§ Task prompt
Retype the records that come next, word for word.

§ Exercise materials
= = = =

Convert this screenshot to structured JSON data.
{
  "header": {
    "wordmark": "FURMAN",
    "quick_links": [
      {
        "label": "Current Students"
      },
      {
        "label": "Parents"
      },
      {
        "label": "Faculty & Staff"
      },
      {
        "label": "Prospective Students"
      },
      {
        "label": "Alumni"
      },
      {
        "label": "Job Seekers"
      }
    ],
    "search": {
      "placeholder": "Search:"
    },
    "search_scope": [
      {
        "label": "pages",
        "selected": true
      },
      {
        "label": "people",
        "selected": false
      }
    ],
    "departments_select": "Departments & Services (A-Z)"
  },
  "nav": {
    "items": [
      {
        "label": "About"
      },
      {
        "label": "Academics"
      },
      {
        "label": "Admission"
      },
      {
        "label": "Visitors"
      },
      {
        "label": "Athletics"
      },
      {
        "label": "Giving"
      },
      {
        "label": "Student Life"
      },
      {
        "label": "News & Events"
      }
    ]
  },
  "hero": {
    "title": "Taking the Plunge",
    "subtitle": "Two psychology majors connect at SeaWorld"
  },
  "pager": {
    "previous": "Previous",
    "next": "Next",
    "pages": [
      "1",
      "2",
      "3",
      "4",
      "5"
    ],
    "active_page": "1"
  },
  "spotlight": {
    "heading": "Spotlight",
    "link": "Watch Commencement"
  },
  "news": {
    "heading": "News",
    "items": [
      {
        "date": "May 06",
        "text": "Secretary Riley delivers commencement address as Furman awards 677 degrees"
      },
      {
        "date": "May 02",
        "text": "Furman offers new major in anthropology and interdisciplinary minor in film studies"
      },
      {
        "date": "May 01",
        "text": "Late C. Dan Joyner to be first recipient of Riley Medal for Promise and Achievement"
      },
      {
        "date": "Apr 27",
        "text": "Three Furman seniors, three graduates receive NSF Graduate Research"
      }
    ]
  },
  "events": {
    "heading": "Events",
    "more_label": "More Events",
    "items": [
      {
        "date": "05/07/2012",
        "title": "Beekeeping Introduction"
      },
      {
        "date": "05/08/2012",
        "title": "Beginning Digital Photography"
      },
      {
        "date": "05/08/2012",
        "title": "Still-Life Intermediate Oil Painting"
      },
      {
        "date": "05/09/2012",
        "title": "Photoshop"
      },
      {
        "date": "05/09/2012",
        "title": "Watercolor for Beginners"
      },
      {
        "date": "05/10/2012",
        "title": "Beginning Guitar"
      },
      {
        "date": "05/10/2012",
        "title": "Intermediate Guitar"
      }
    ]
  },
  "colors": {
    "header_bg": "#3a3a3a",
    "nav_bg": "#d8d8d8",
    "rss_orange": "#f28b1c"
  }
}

= = = =

§ Correct response
Convert this screenshot to structured JSON data.
{
  "header": {
    "wordmark": "FURMAN",
    "quick_links": [
      {
        "label": "Current Students"
      },
      {
        "label": "Parents"
      },
      {
        "label": "Faculty & Staff"
      },
      {
        "label": "Prospective Students"
      },
      {
        "label": "Alumni"
      },
      {
        "label": "Job Seekers"
      }
    ],
    "search": {
      "placeholder": "Search:"
    },
    "search_scope": [
      {
        "label": "pages",
        "selected": true
      },
      {
        "label": "people",
        "selected": false
      }
    ],
    "departments_select": "Departments & Services (A-Z)"
  },
  "nav": {
    "items": [
      {
        "label": "About"
      },
      {
        "label": "Academics"
      },
      {
        "label": "Admission"
      },
      {
        "label": "Visitors"
      },
      {
        "label": "Athletics"
      },
      {
        "label": "Giving"
      },
      {
        "label": "Student Life"
      },
      {
        "label": "News & Events"
      }
    ]
  },
  "hero": {
    "title": "Taking the Plunge",
    "subtitle": "Two psychology majors connect at SeaWorld"
  },
  "pager": {
    "previous": "Previous",
    "next": "Next",
    "pages": [
      "1",
      "2",
      "3",
      "4",
      "5"
    ],
    "active_page": "1"
  },
  "spotlight": {
    "heading": "Spotlight",
    "link": "Watch Commencement"
  },
  "news": {
    "heading": "News",
    "items": [
      {
        "date": "May 06",
        "text": "Secretary Riley delivers commencement address as Furman awards 677 degrees"
      },
      {
        "date": "May 02",
        "text": "Furman offers new major in anthropology and interdisciplinary minor in film studies"
      },
      {
        "date": "May 01",
        "text": "Late C. Dan Joyner to be first recipient of Riley Medal for Promise and Achievement"
      },
      {
        "date": "Apr 27",
        "text": "Three Furman seniors, three graduates receive NSF Graduate Research"
      }
    ]
  },
  "events": {
    "heading": "Events",
    "more_label": "More Events",
    "items": [
      {
        "date": "05/07/2012",
        "title": "Beekeeping Introduction"
      },
      {
        "date": "05/08/2012",
        "title": "Beginning Digital Photography"
      },
      {
        "date": "05/08/2012",
        "title": "Still-Life Intermediate Oil Painting"
      },
      {
        "date": "05/09/2012",
        "title": "Photoshop"
      },
      {
        "date": "05/09/2012",
        "title": "Watercolor for Beginners"
      },
      {
        "date": "05/10/2012",
        "title": "Beginning Guitar"
      },
      {
        "date": "05/10/2012",
        "title": "Intermediate Guitar"
      }
    ]
  },
  "colors": {
    "header_bg": "#3a3a3a",
    "nav_bg": "#d8d8d8",
    "rss_orange": "#f28b1c"
  }
}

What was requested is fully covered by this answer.